Written exercise: All of the data should be repeated exactly; pictures are not part of the copy.

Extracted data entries
## BEGIN

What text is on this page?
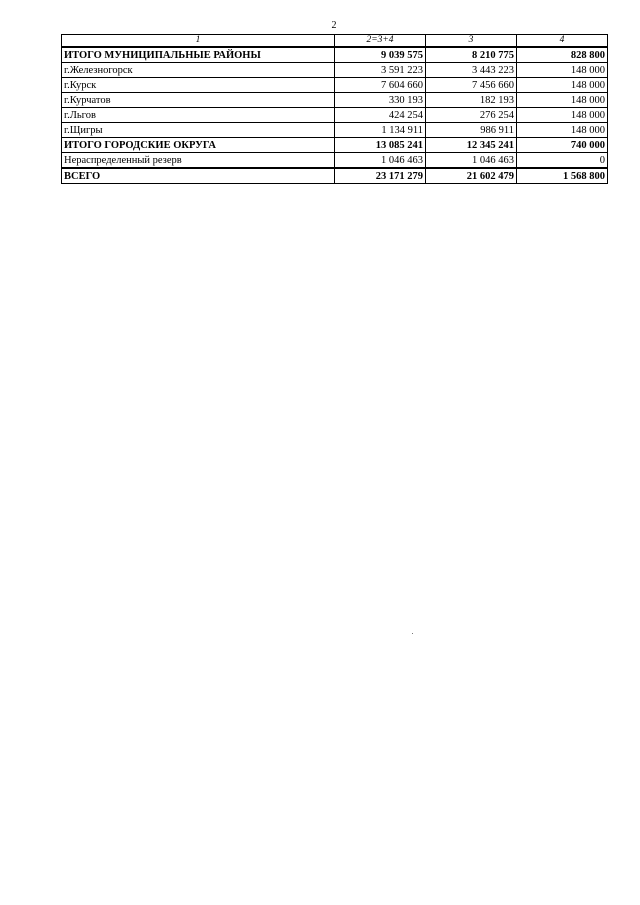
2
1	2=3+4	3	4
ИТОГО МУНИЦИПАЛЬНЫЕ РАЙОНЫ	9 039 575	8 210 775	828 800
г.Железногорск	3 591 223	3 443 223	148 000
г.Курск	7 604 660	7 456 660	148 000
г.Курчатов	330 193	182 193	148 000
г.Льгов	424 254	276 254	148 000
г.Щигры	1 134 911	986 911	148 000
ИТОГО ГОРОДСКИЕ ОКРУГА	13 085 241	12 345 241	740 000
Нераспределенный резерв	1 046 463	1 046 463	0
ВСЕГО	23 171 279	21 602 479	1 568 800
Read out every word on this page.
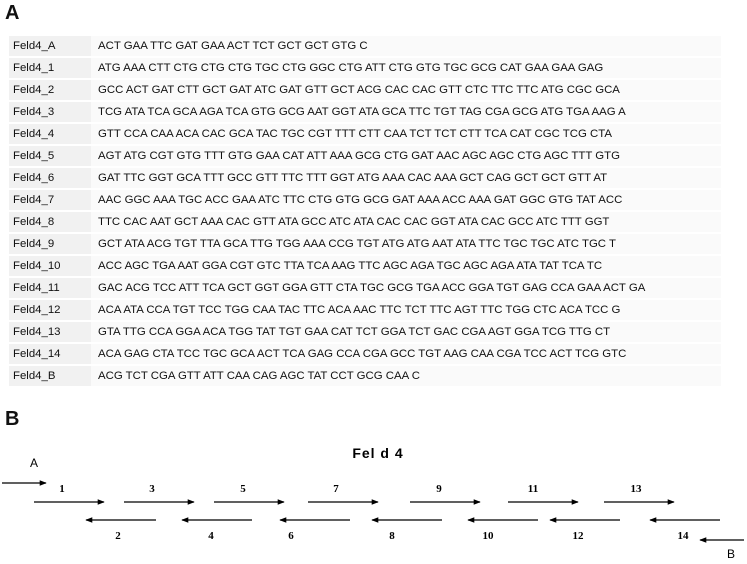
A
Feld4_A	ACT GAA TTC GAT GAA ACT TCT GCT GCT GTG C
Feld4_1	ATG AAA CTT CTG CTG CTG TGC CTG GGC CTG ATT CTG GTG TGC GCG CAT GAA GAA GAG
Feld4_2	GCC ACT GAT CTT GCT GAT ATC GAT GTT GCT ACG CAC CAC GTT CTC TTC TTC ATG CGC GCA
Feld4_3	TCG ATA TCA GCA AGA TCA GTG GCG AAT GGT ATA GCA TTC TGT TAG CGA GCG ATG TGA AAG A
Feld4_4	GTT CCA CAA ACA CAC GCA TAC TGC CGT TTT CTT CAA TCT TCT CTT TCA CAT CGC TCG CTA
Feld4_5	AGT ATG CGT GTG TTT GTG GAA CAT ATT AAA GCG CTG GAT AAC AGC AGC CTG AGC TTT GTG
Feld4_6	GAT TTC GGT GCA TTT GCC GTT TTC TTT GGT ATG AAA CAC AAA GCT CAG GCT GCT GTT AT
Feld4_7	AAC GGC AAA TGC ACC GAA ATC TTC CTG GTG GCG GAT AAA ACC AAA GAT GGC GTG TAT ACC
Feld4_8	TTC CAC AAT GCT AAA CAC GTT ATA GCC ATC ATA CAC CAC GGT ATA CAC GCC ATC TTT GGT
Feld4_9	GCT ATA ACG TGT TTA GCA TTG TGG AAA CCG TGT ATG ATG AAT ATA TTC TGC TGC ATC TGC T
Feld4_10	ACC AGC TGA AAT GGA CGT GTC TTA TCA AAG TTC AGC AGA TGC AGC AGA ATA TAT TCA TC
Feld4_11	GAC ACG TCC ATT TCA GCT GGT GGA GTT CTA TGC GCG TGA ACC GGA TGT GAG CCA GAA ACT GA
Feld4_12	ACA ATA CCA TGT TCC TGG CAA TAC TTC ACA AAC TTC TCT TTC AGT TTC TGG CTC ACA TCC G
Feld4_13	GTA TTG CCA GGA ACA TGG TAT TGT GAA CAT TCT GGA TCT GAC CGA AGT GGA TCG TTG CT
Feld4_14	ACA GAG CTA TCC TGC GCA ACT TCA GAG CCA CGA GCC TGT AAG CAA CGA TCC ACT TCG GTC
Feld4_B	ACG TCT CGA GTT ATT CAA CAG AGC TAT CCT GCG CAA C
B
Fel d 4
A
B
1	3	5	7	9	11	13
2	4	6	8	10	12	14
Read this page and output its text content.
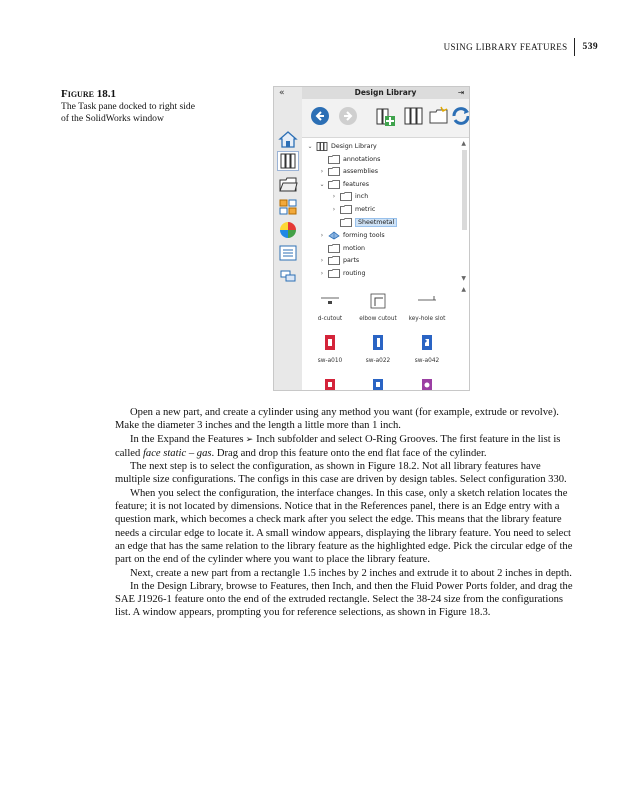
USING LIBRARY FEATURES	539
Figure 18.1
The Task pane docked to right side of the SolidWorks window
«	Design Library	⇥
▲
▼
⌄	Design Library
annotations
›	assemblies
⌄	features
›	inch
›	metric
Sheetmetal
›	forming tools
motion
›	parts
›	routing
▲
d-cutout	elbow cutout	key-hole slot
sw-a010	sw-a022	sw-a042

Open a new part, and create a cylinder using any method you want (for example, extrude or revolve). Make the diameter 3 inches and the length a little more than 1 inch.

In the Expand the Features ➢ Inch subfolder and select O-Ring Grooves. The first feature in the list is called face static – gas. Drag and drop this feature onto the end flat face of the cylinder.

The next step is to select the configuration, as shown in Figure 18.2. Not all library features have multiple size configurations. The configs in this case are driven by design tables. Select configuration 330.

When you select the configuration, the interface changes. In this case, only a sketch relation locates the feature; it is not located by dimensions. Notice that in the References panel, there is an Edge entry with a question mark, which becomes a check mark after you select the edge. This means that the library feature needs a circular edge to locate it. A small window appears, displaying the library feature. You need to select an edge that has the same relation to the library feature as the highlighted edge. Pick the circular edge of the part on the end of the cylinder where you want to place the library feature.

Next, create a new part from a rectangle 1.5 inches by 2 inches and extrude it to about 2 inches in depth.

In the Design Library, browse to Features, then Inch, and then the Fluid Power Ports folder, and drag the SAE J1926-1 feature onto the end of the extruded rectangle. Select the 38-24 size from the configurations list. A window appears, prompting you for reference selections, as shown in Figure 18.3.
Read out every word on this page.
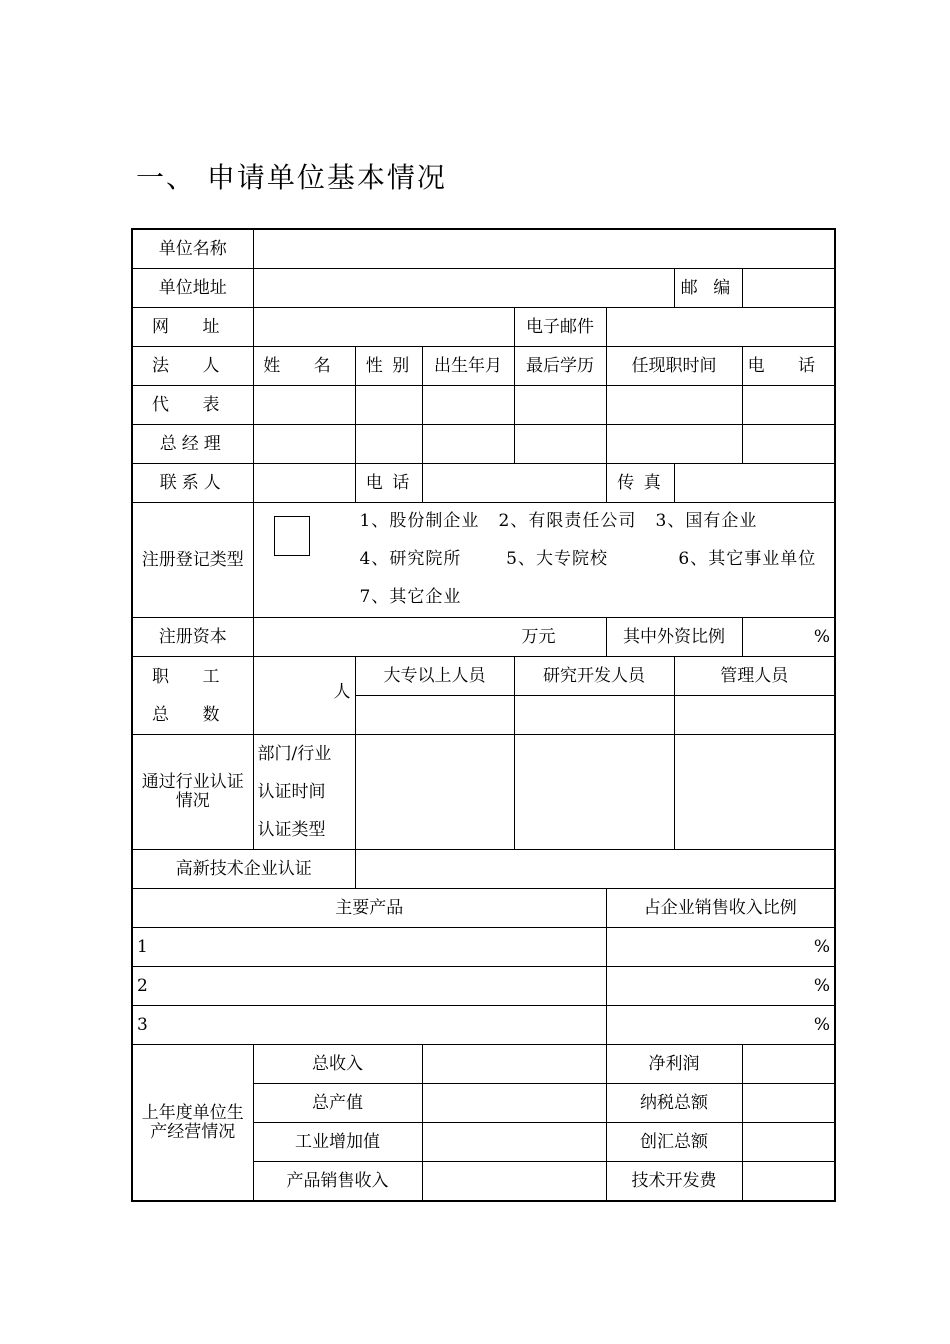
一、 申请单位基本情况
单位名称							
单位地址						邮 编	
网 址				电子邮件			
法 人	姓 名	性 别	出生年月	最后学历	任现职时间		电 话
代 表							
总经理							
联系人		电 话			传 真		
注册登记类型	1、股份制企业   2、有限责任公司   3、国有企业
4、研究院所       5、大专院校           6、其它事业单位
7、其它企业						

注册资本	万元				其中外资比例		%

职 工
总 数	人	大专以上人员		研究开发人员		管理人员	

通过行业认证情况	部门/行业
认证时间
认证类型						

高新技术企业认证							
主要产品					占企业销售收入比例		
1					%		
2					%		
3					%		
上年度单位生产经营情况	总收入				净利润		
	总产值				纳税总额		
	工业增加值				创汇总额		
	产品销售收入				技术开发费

## END

Result:
What text is on this page?
2
1	2=3+4	3	4
ИТОГО МУНИЦИПАЛЬНЫЕ РАЙОНЫ	9 039 575	8 210 775	828 800
г.Железногорск	3 591 223	3 443 223	148 000
г.Курск	7 604 660	7 456 660	148 000
г.Курчатов	330 193	182 193	148 000
г.Льгов	424 254	276 254	148 000
г.Щигры	1 134 911	986 911	148 000
ИТОГО ГОРОДСКИЕ ОКРУГА	13 085 241	12 345 241	740 000
Нераспределенный резерв	1 046 463	1 046 463	0
ВСЕГО	23 171 279	21 602 479	1 568 800
Read out every word on this page.
A
Feld4_A	ACT GAA TTC GAT GAA ACT TCT GCT GCT GTG C
Feld4_1	ATG AAA CTT CTG CTG CTG TGC CTG GGC CTG ATT CTG GTG TGC GCG CAT GAA GAA GAG
Feld4_2	GCC ACT GAT CTT GCT GAT ATC GAT GTT GCT ACG CAC CAC GTT CTC TTC TTC ATG CGC GCA
Feld4_3	TCG ATA TCA GCA AGA TCA GTG GCG AAT GGT ATA GCA TTC TGT TAG CGA GCG ATG TGA AAG A
Feld4_4	GTT CCA CAA ACA CAC GCA TAC TGC CGT TTT CTT CAA TCT TCT CTT TCA CAT CGC TCG CTA
Feld4_5	AGT ATG CGT GTG TTT GTG GAA CAT ATT AAA GCG CTG GAT AAC AGC AGC CTG AGC TTT GTG
Feld4_6	GAT TTC GGT GCA TTT GCC GTT TTC TTT GGT ATG AAA CAC AAA GCT CAG GCT GCT GTT AT
Feld4_7	AAC GGC AAA TGC ACC GAA ATC TTC CTG GTG GCG GAT AAA ACC AAA GAT GGC GTG TAT ACC
Feld4_8	TTC CAC AAT GCT AAA CAC GTT ATA GCC ATC ATA CAC CAC GGT ATA CAC GCC ATC TTT GGT
Feld4_9	GCT ATA ACG TGT TTA GCA TTG TGG AAA CCG TGT ATG ATG AAT ATA TTC TGC TGC ATC TGC T
Feld4_10	ACC AGC TGA AAT GGA CGT GTC TTA TCA AAG TTC AGC AGA TGC AGC AGA ATA TAT TCA TC
Feld4_11	GAC ACG TCC ATT TCA GCT GGT GGA GTT CTA TGC GCG TGA ACC GGA TGT GAG CCA GAA ACT GA
Feld4_12	ACA ATA CCA TGT TCC TGG CAA TAC TTC ACA AAC TTC TCT TTC AGT TTC TGG CTC ACA TCC G
Feld4_13	GTA TTG CCA GGA ACA TGG TAT TGT GAA CAT TCT GGA TCT GAC CGA AGT GGA TCG TTG CT
Feld4_14	ACA GAG CTA TCC TGC GCA ACT TCA GAG CCA CGA GCC TGT AAG CAA CGA TCC ACT TCG GTC
Feld4_B	ACG TCT CGA GTT ATT CAA CAG AGC TAT CCT GCG CAA C
B
Fel d 4
A
B
1	3	5	7	9	11	13
2	4	6	8	10	12	14
Read this page and output its text content.
USING LIBRARY FEATURES	539
Figure 18.1
The Task pane docked to right side of the SolidWorks window
«	Design Library	⇥
▲
▼
⌄	Design Library
annotations
›	assemblies
⌄	features
›	inch
›	metric
Sheetmetal
›	forming tools
motion
›	parts
›	routing
▲
d-cutout	elbow cutout	key-hole slot
sw-a010	sw-a022	sw-a042

Open a new part, and create a cylinder using any method you want (for example, extrude or revolve). Make the diameter 3 inches and the length a little more than 1 inch.

In the Expand the Features ➢ Inch subfolder and select O-Ring Grooves. The first feature in the list is called face static – gas. Drag and drop this feature onto the end flat face of the cylinder.

The next step is to select the configuration, as shown in Figure 18.2. Not all library features have multiple size configurations. The configs in this case are driven by design tables. Select configuration 330.

When you select the configuration, the interface changes. In this case, only a sketch relation locates the feature; it is not located by dimensions. Notice that in the References panel, there is an Edge entry with a question mark, which becomes a check mark after you select the edge. This means that the library feature needs a circular edge to locate it. A small window appears, displaying the library feature. You need to select an edge that has the same relation to the library feature as the highlighted edge. Pick the circular edge of the part on the end of the cylinder where you want to place the library feature.

Next, create a new part from a rectangle 1.5 inches by 2 inches and extrude it to about 2 inches in depth.

In the Design Library, browse to Features, then Inch, and then the Fluid Power Ports folder, and drag the SAE J1926-1 feature onto the end of the extruded rectangle. Select the 38-24 size from the configurations list. A window appears, prompting you for reference selections, as shown in Figure 18.3.
Read out every word on this page.
一、 申请单位基本情况
单位名称							
单位地址						邮 编	
网 址				电子邮件			
法 人	姓 名	性 别	出生年月	最后学历	任现职时间		电 话
代 表							
总经理							
联系人		电 话			传 真		
注册登记类型	1、股份制企业   2、有限责任公司   3、国有企业
4、研究院所       5、大专院校           6、其它事业单位
7、其它企业						

注册资本	万元				其中外资比例		%

职 工
总 数	人	大专以上人员		研究开发人员		管理人员	

通过行业认证情况	部门/行业
认证时间
认证类型						

高新技术企业认证							
主要产品					占企业销售收入比例		
1					%		
2					%		
3					%		
上年度单位生产经营情况	总收入				净利润		
	总产值				纳税总额		
	工业增加值				创汇总额		
	产品销售收入				技术开发费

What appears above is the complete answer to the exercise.